DATASET CONTENT ▸
○ ○ ○ ○ ○

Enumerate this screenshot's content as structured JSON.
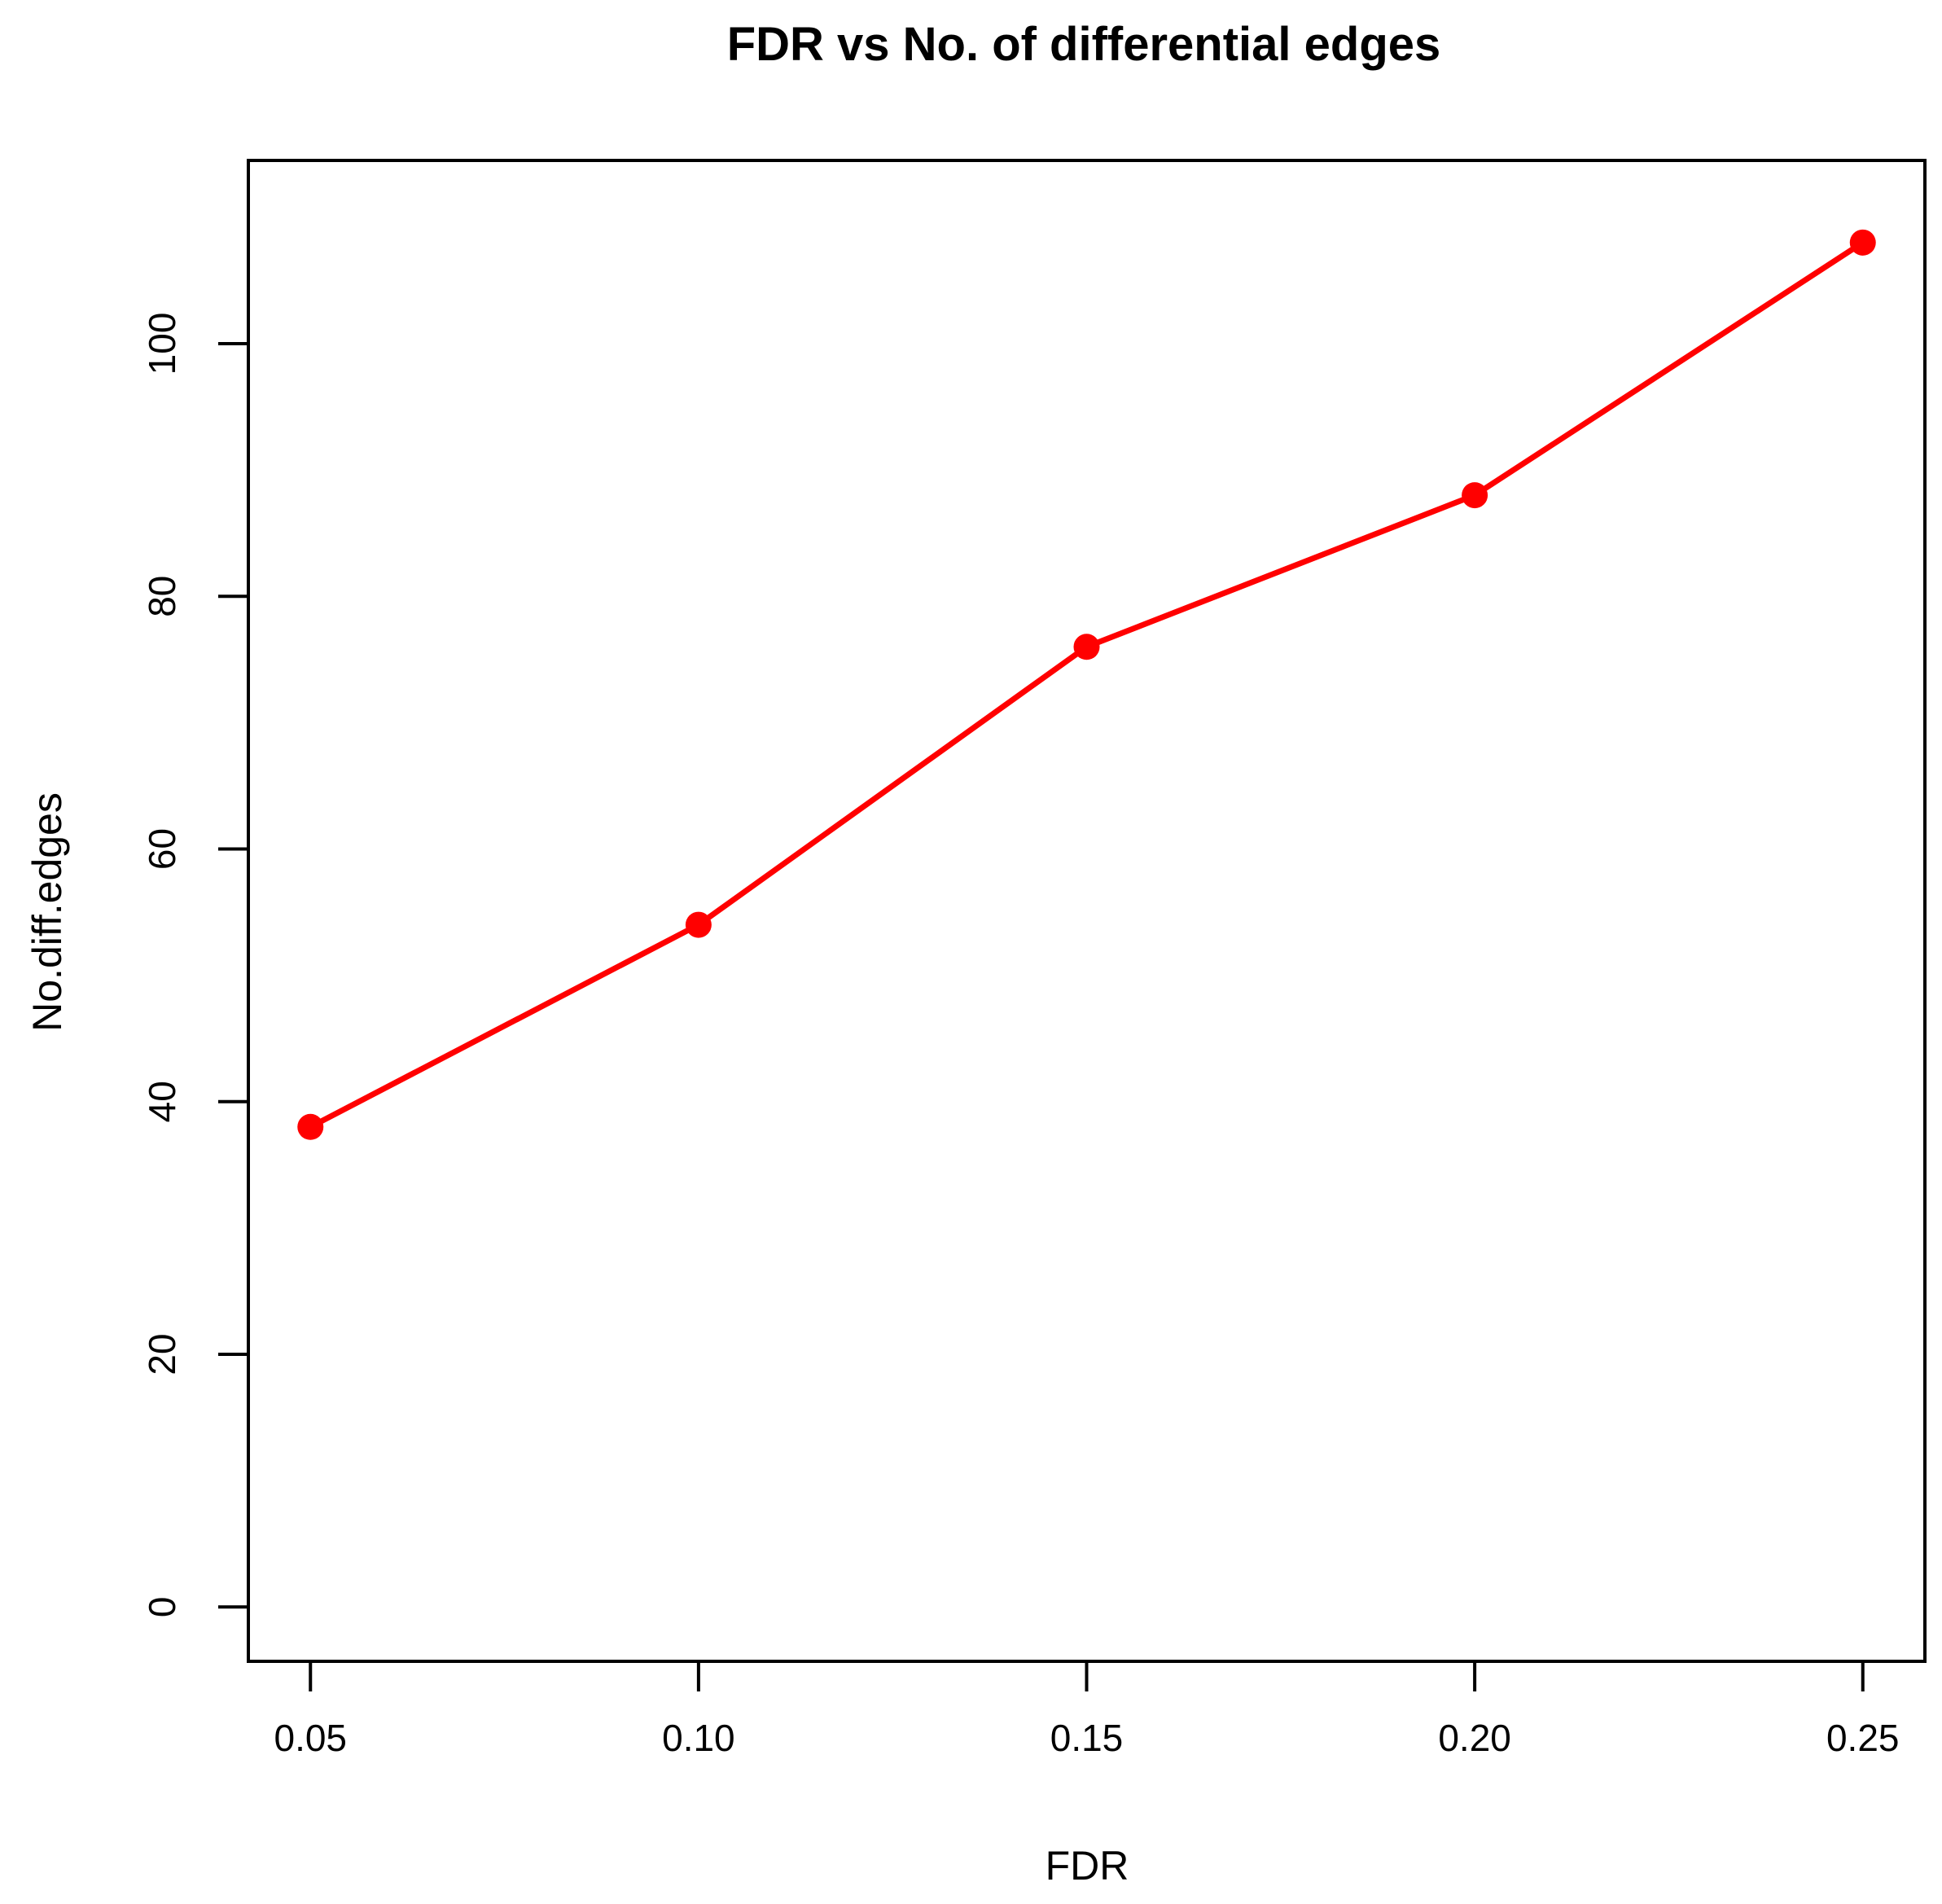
{
  "chart_data": {
    "type": "line",
    "title": "FDR vs No. of differential edges",
    "xlabel": "FDR",
    "ylabel": "No.diff.edges",
    "x": [
      0.05,
      0.1,
      0.15,
      0.2,
      0.25
    ],
    "series": [
      {
        "values": [
          38,
          54,
          76,
          88,
          108
        ],
        "color": "#ff0000",
        "marker": "filled-circle"
      }
    ],
    "x_ticks": [
      "0.05",
      "0.10",
      "0.15",
      "0.20",
      "0.25"
    ],
    "y_ticks": [
      "0",
      "20",
      "40",
      "60",
      "80",
      "100"
    ],
    "xlim": [
      0.042,
      0.258
    ],
    "ylim": [
      -4.3,
      114.5
    ],
    "grid": false,
    "legend": "none",
    "axis_color": "#000000"
  }
}
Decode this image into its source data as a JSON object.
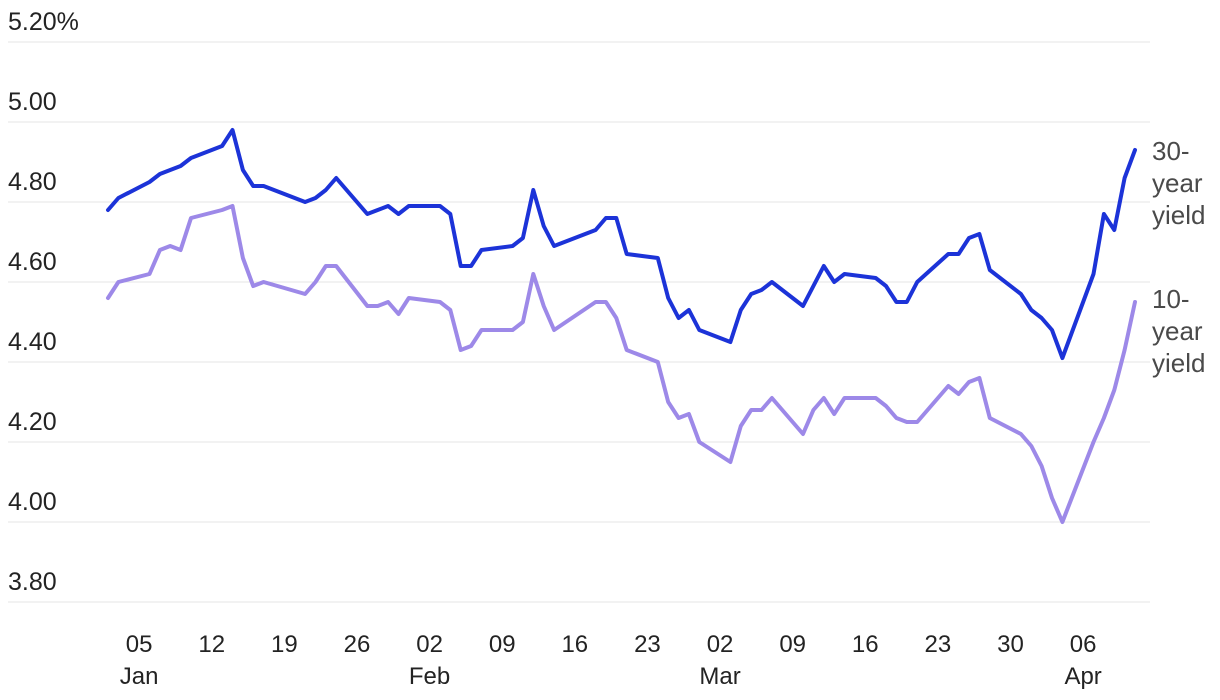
{
  "chart_data": {
    "type": "line",
    "title": "",
    "ylabel": "",
    "xlabel": "",
    "grid": "horizontal",
    "legend_position": "right-inline",
    "colors": {
      "line_30_year": "#1c33d8",
      "line_10_year": "#9d89e8",
      "gridline": "#e4e4e4",
      "axis_text": "#232323",
      "series_label_text": "#4a4a4a",
      "background": "#ffffff"
    },
    "ylim": [
      3.8,
      5.2
    ],
    "y_ticks": [
      {
        "label": "5.20%",
        "value": 5.2
      },
      {
        "label": "5.00",
        "value": 5.0
      },
      {
        "label": "4.80",
        "value": 4.8
      },
      {
        "label": "4.60",
        "value": 4.6
      },
      {
        "label": "4.40",
        "value": 4.4
      },
      {
        "label": "4.20",
        "value": 4.2
      },
      {
        "label": "4.00",
        "value": 4.0
      },
      {
        "label": "3.80",
        "value": 3.8
      }
    ],
    "x_ticks": [
      {
        "day": "05",
        "month": "Jan",
        "date": "2025-01-05"
      },
      {
        "day": "12",
        "month": "",
        "date": "2025-01-12"
      },
      {
        "day": "19",
        "month": "",
        "date": "2025-01-19"
      },
      {
        "day": "26",
        "month": "",
        "date": "2025-01-26"
      },
      {
        "day": "02",
        "month": "Feb",
        "date": "2025-02-02"
      },
      {
        "day": "09",
        "month": "",
        "date": "2025-02-09"
      },
      {
        "day": "16",
        "month": "",
        "date": "2025-02-16"
      },
      {
        "day": "23",
        "month": "",
        "date": "2025-02-23"
      },
      {
        "day": "02",
        "month": "Mar",
        "date": "2025-03-02"
      },
      {
        "day": "09",
        "month": "",
        "date": "2025-03-09"
      },
      {
        "day": "16",
        "month": "",
        "date": "2025-03-16"
      },
      {
        "day": "23",
        "month": "",
        "date": "2025-03-23"
      },
      {
        "day": "30",
        "month": "",
        "date": "2025-03-30"
      },
      {
        "day": "06",
        "month": "Apr",
        "date": "2025-04-06"
      }
    ],
    "x_range": {
      "start": "2025-01-02",
      "end": "2025-04-11"
    },
    "x": [
      "2025-01-02",
      "2025-01-03",
      "2025-01-06",
      "2025-01-07",
      "2025-01-08",
      "2025-01-09",
      "2025-01-10",
      "2025-01-13",
      "2025-01-14",
      "2025-01-15",
      "2025-01-16",
      "2025-01-17",
      "2025-01-21",
      "2025-01-22",
      "2025-01-23",
      "2025-01-24",
      "2025-01-27",
      "2025-01-28",
      "2025-01-29",
      "2025-01-30",
      "2025-01-31",
      "2025-02-03",
      "2025-02-04",
      "2025-02-05",
      "2025-02-06",
      "2025-02-07",
      "2025-02-10",
      "2025-02-11",
      "2025-02-12",
      "2025-02-13",
      "2025-02-14",
      "2025-02-18",
      "2025-02-19",
      "2025-02-20",
      "2025-02-21",
      "2025-02-24",
      "2025-02-25",
      "2025-02-26",
      "2025-02-27",
      "2025-02-28",
      "2025-03-03",
      "2025-03-04",
      "2025-03-05",
      "2025-03-06",
      "2025-03-07",
      "2025-03-10",
      "2025-03-11",
      "2025-03-12",
      "2025-03-13",
      "2025-03-14",
      "2025-03-17",
      "2025-03-18",
      "2025-03-19",
      "2025-03-20",
      "2025-03-21",
      "2025-03-24",
      "2025-03-25",
      "2025-03-26",
      "2025-03-27",
      "2025-03-28",
      "2025-03-31",
      "2025-04-01",
      "2025-04-02",
      "2025-04-03",
      "2025-04-04",
      "2025-04-07",
      "2025-04-08",
      "2025-04-09",
      "2025-04-10",
      "2025-04-11"
    ],
    "series": [
      {
        "name": "30-year yield",
        "right_label_lines": [
          "30-",
          "year",
          "yield"
        ],
        "color_key": "line_30_year",
        "values": [
          4.78,
          4.81,
          4.85,
          4.87,
          4.88,
          4.89,
          4.91,
          4.94,
          4.98,
          4.88,
          4.84,
          4.84,
          4.8,
          4.81,
          4.83,
          4.86,
          4.77,
          4.78,
          4.79,
          4.77,
          4.79,
          4.79,
          4.77,
          4.64,
          4.64,
          4.68,
          4.69,
          4.71,
          4.83,
          4.74,
          4.69,
          4.73,
          4.76,
          4.76,
          4.67,
          4.66,
          4.56,
          4.51,
          4.53,
          4.48,
          4.45,
          4.53,
          4.57,
          4.58,
          4.6,
          4.54,
          4.59,
          4.64,
          4.6,
          4.62,
          4.61,
          4.59,
          4.55,
          4.55,
          4.6,
          4.67,
          4.67,
          4.71,
          4.72,
          4.63,
          4.57,
          4.53,
          4.51,
          4.48,
          4.41,
          4.62,
          4.77,
          4.73,
          4.86,
          4.93
        ]
      },
      {
        "name": "10-year yield",
        "right_label_lines": [
          "10-",
          "year",
          "yield"
        ],
        "color_key": "line_10_year",
        "values": [
          4.56,
          4.6,
          4.62,
          4.68,
          4.69,
          4.68,
          4.76,
          4.78,
          4.79,
          4.66,
          4.59,
          4.6,
          4.57,
          4.6,
          4.64,
          4.64,
          4.54,
          4.54,
          4.55,
          4.52,
          4.56,
          4.55,
          4.53,
          4.43,
          4.44,
          4.48,
          4.48,
          4.5,
          4.62,
          4.54,
          4.48,
          4.55,
          4.55,
          4.51,
          4.43,
          4.4,
          4.3,
          4.26,
          4.27,
          4.2,
          4.15,
          4.24,
          4.28,
          4.28,
          4.31,
          4.22,
          4.28,
          4.31,
          4.27,
          4.31,
          4.31,
          4.29,
          4.26,
          4.25,
          4.25,
          4.34,
          4.32,
          4.35,
          4.36,
          4.26,
          4.22,
          4.19,
          4.14,
          4.06,
          4.0,
          4.2,
          4.26,
          4.33,
          4.43,
          4.55
        ]
      }
    ]
  }
}
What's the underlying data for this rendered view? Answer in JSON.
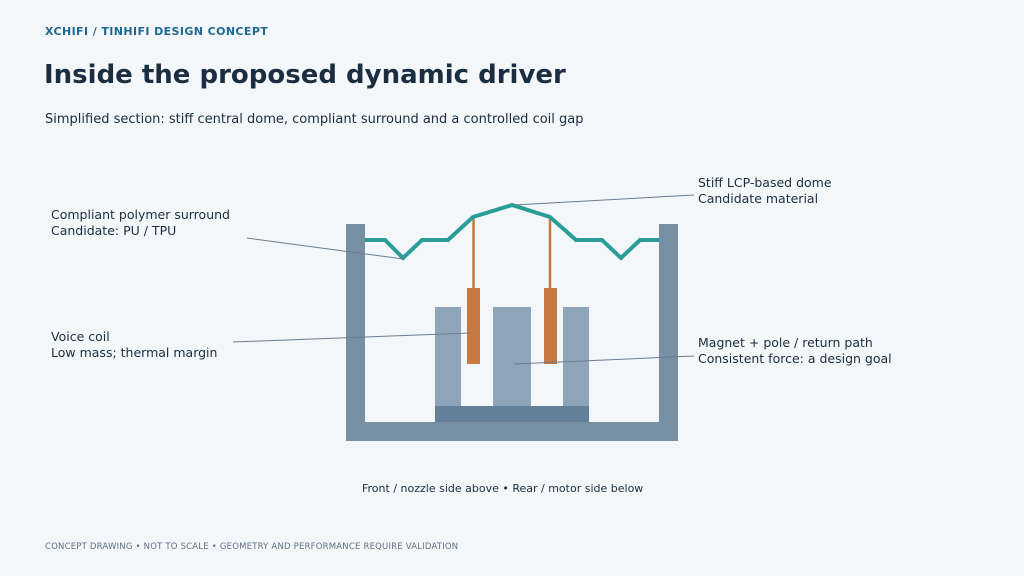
{
  "header": {
    "kicker": "XCHIFI / TINHIFI DESIGN CONCEPT",
    "title": "Inside the proposed dynamic driver",
    "subtitle": "Simplified section: stiff central dome, compliant surround and a controlled coil gap"
  },
  "callouts": {
    "surround": {
      "line1": "Compliant polymer surround",
      "line2": "Candidate: PU / TPU"
    },
    "dome": {
      "line1": "Stiff LCP-based dome",
      "line2": "Candidate material"
    },
    "voice_coil": {
      "line1": "Voice coil",
      "line2": "Low mass; thermal margin"
    },
    "magnet": {
      "line1": "Magnet + pole / return path",
      "line2": "Consistent force: a design goal"
    }
  },
  "caption": "Front / nozzle side above • Rear / motor side below",
  "footer": "CONCEPT DRAWING • NOT TO SCALE • GEOMETRY AND PERFORMANCE REQUIRE VALIDATION",
  "colors": {
    "housing": "#7890a3",
    "magnet": "#8ea5b9",
    "base_plate": "#62809a",
    "diaphragm": "#2a9d99",
    "coil": "#c67a41",
    "leader": "#6b7c8d",
    "accent": "#1f6891"
  }
}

○ ○ ○ ○ ○

REQUIRED TASK ▸ From the data above, pick out each line containing "name" and copy it.

TASK ANSWER ▸
        "name": "30-year yield",
        "name": "10-year yield",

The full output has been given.